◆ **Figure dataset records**

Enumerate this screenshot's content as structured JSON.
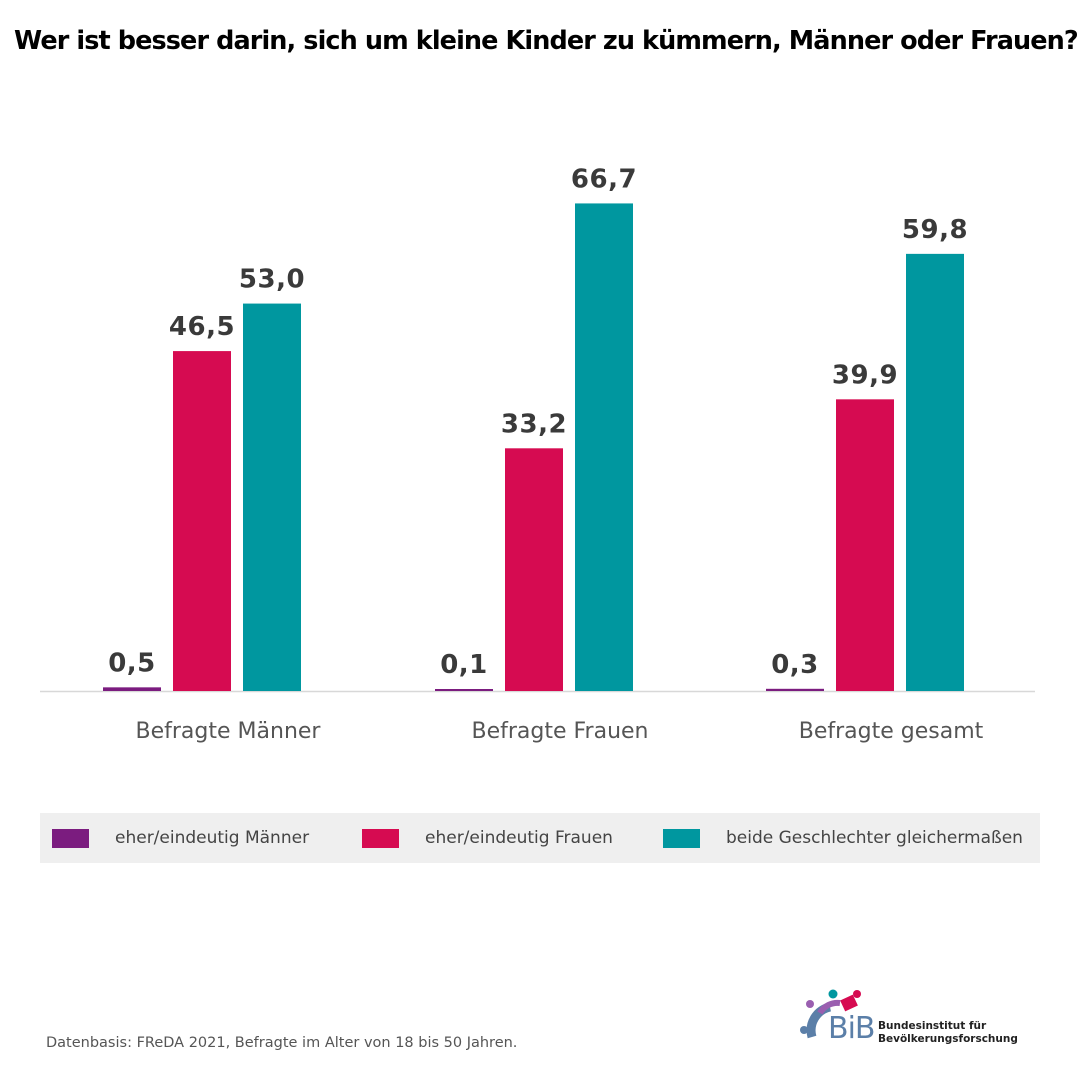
{
  "chart_data": {
    "type": "bar",
    "title": "Wer ist besser darin, sich um kleine Kinder zu kümmern, Männer oder Frauen?",
    "categories": [
      "Befragte Männer",
      "Befragte Frauen",
      "Befragte gesamt"
    ],
    "series": [
      {
        "name": "eher/eindeutig Männer",
        "color": "#7b1c7f",
        "values": [
          0.5,
          0.1,
          0.3
        ],
        "labels": [
          "0,5",
          "0,1",
          "0,3"
        ]
      },
      {
        "name": "eher/eindeutig Frauen",
        "color": "#d60b51",
        "values": [
          46.5,
          33.2,
          39.9
        ],
        "labels": [
          "46,5",
          "33,2",
          "39,9"
        ]
      },
      {
        "name": "beide Geschlechter gleichermaßen",
        "color": "#00979f",
        "values": [
          53.0,
          66.7,
          59.8
        ],
        "labels": [
          "53,0",
          "66,7",
          "59,8"
        ]
      }
    ],
    "ylim": [
      0,
      100
    ],
    "grid": false,
    "legend_position": "bottom"
  },
  "footnote": "Datenbasis: FReDA 2021, Befragte im Alter von 18 bis 50 Jahren.",
  "logo": {
    "abbreviation": "BiB",
    "name_line1": "Bundesinstitut für",
    "name_line2": "Bevölkerungsforschung"
  }
}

◆ **EXERCISE AIM**
Write out the entries above word for word. Do not include the pictures.

◆ **FINAL ANSWER**
Enumerate this screenshot's content as structured JSON.
{
  "chart_data": {
    "type": "bar",
    "title": "Wer ist besser darin, sich um kleine Kinder zu kümmern, Männer oder Frauen?",
    "categories": [
      "Befragte Männer",
      "Befragte Frauen",
      "Befragte gesamt"
    ],
    "series": [
      {
        "name": "eher/eindeutig Männer",
        "color": "#7b1c7f",
        "values": [
          0.5,
          0.1,
          0.3
        ],
        "labels": [
          "0,5",
          "0,1",
          "0,3"
        ]
      },
      {
        "name": "eher/eindeutig Frauen",
        "color": "#d60b51",
        "values": [
          46.5,
          33.2,
          39.9
        ],
        "labels": [
          "46,5",
          "33,2",
          "39,9"
        ]
      },
      {
        "name": "beide Geschlechter gleichermaßen",
        "color": "#00979f",
        "values": [
          53.0,
          66.7,
          59.8
        ],
        "labels": [
          "53,0",
          "66,7",
          "59,8"
        ]
      }
    ],
    "ylim": [
      0,
      100
    ],
    "grid": false,
    "legend_position": "bottom"
  },
  "footnote": "Datenbasis: FReDA 2021, Befragte im Alter von 18 bis 50 Jahren.",
  "logo": {
    "abbreviation": "BiB",
    "name_line1": "Bundesinstitut für",
    "name_line2": "Bevölkerungsforschung"
  }
}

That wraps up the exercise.